*Exercise brief*:
Restate the data word for word and leave the images out.

*Stored data*:
*-*-*

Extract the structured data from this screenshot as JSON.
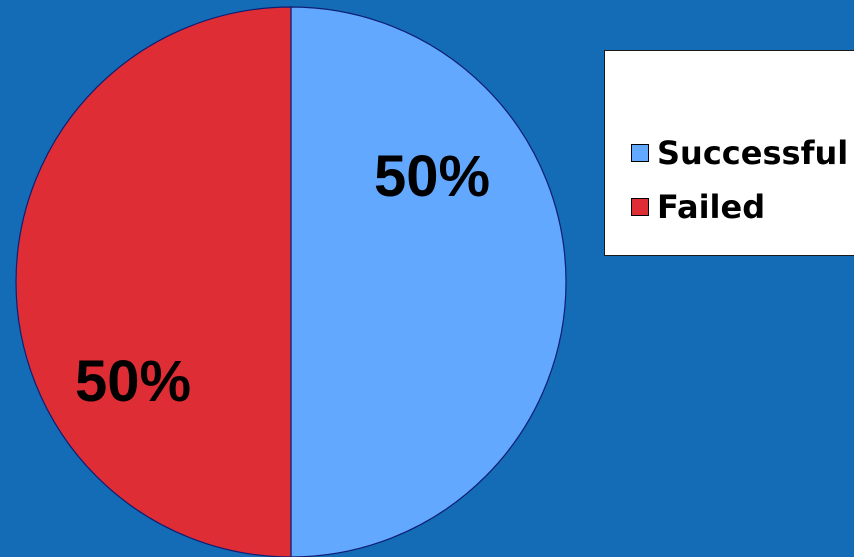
{
  "page": {
    "background": "#136CB5"
  },
  "chart_data": {
    "type": "pie",
    "categories": [
      "Successful",
      "Failed"
    ],
    "values": [
      50,
      50
    ],
    "slice_labels": [
      "50%",
      "50%"
    ],
    "colors": [
      "#63A8FF",
      "#DE2D35"
    ],
    "legend_position": "top-right",
    "legend": [
      {
        "label": "Successful",
        "color": "#63A8FF"
      },
      {
        "label": "Failed",
        "color": "#DE2D35"
      }
    ]
  }
}
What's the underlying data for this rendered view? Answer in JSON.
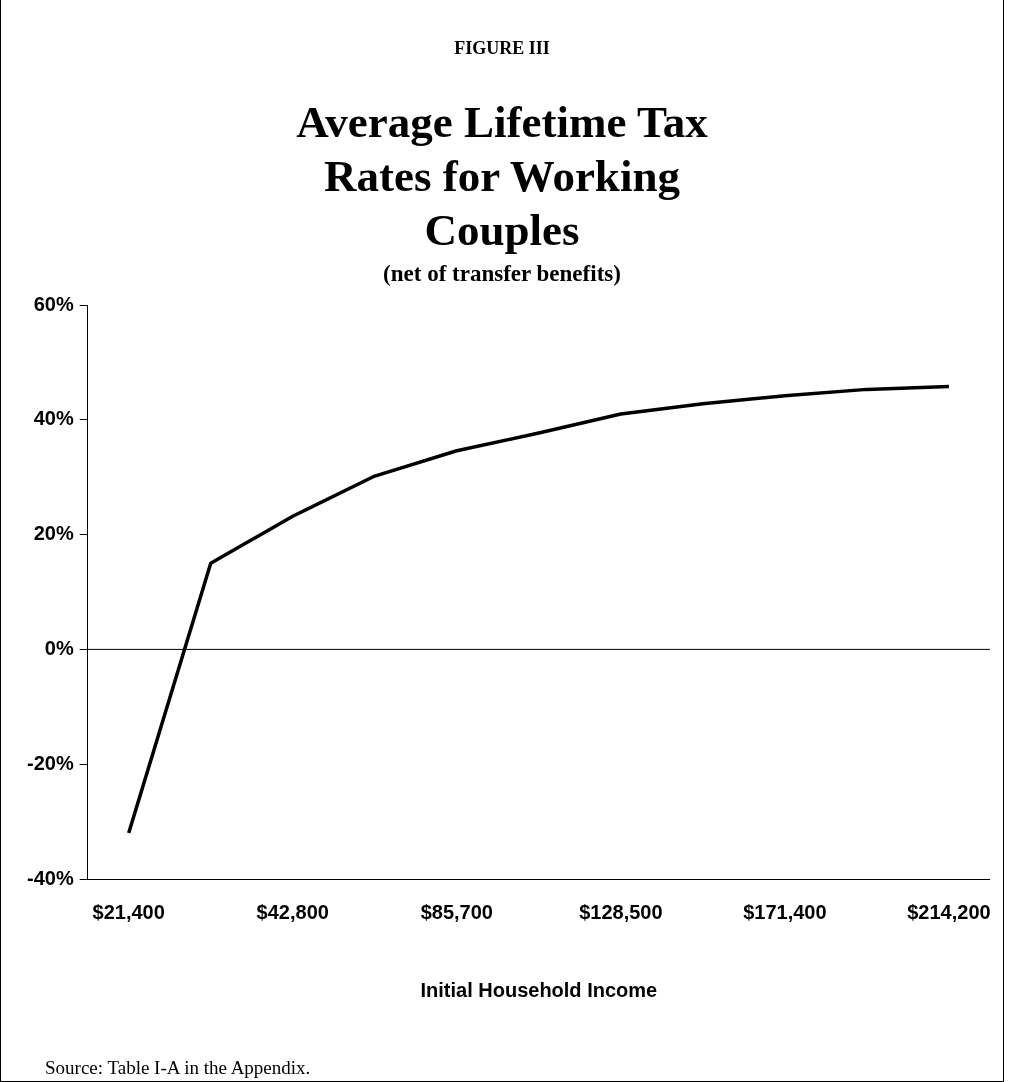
{
  "chart_data": {
    "type": "line",
    "title": "Average Lifetime Tax Rates for Working Couples",
    "subtitle": "(net of transfer benefits)",
    "xlabel": "Initial Household Income",
    "annotations": [
      "FIGURE III",
      "Source: Table I-A in the Appendix."
    ],
    "categories": [
      "$21,400",
      null,
      "$42,800",
      null,
      "$85,700",
      null,
      "$128,500",
      null,
      "$171,400",
      null,
      "$214,200"
    ],
    "series": [
      {
        "color": "#000000",
        "values": [
          -32,
          15,
          23.2,
          30.2,
          34.6,
          37.7,
          41,
          42.8,
          44.2,
          45.3,
          45.8
        ]
      }
    ],
    "ylim": [
      -40,
      60
    ],
    "yticks": [
      {
        "value": -40,
        "label": "-40%"
      },
      {
        "value": -20,
        "label": "-20%"
      },
      {
        "value": 0,
        "label": "0%"
      },
      {
        "value": 20,
        "label": "20%"
      },
      {
        "value": 40,
        "label": "40%"
      },
      {
        "value": 60,
        "label": "60%"
      }
    ],
    "ref_lines": [
      {
        "axis": "y",
        "value": 0,
        "color": "#000000"
      }
    ]
  }
}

*-*-*

*Task result*:
Extract the structured data from this screenshot as JSON.
{
  "page": {
    "background": "#136CB5"
  },
  "chart_data": {
    "type": "pie",
    "categories": [
      "Successful",
      "Failed"
    ],
    "values": [
      50,
      50
    ],
    "slice_labels": [
      "50%",
      "50%"
    ],
    "colors": [
      "#63A8FF",
      "#DE2D35"
    ],
    "legend_position": "top-right",
    "legend": [
      {
        "label": "Successful",
        "color": "#63A8FF"
      },
      {
        "label": "Failed",
        "color": "#DE2D35"
      }
    ]
  }
}
What's the underlying data for this rendered view? Answer in JSON.
{
  "chart_data": {
    "type": "line",
    "title": "Average Lifetime Tax Rates for Working Couples",
    "subtitle": "(net of transfer benefits)",
    "xlabel": "Initial Household Income",
    "annotations": [
      "FIGURE III",
      "Source: Table I-A in the Appendix."
    ],
    "categories": [
      "$21,400",
      null,
      "$42,800",
      null,
      "$85,700",
      null,
      "$128,500",
      null,
      "$171,400",
      null,
      "$214,200"
    ],
    "series": [
      {
        "color": "#000000",
        "values": [
          -32,
          15,
          23.2,
          30.2,
          34.6,
          37.7,
          41,
          42.8,
          44.2,
          45.3,
          45.8
        ]
      }
    ],
    "ylim": [
      -40,
      60
    ],
    "yticks": [
      {
        "value": -40,
        "label": "-40%"
      },
      {
        "value": -20,
        "label": "-20%"
      },
      {
        "value": 0,
        "label": "0%"
      },
      {
        "value": 20,
        "label": "20%"
      },
      {
        "value": 40,
        "label": "40%"
      },
      {
        "value": 60,
        "label": "60%"
      }
    ],
    "ref_lines": [
      {
        "axis": "y",
        "value": 0,
        "color": "#000000"
      }
    ]
  }
}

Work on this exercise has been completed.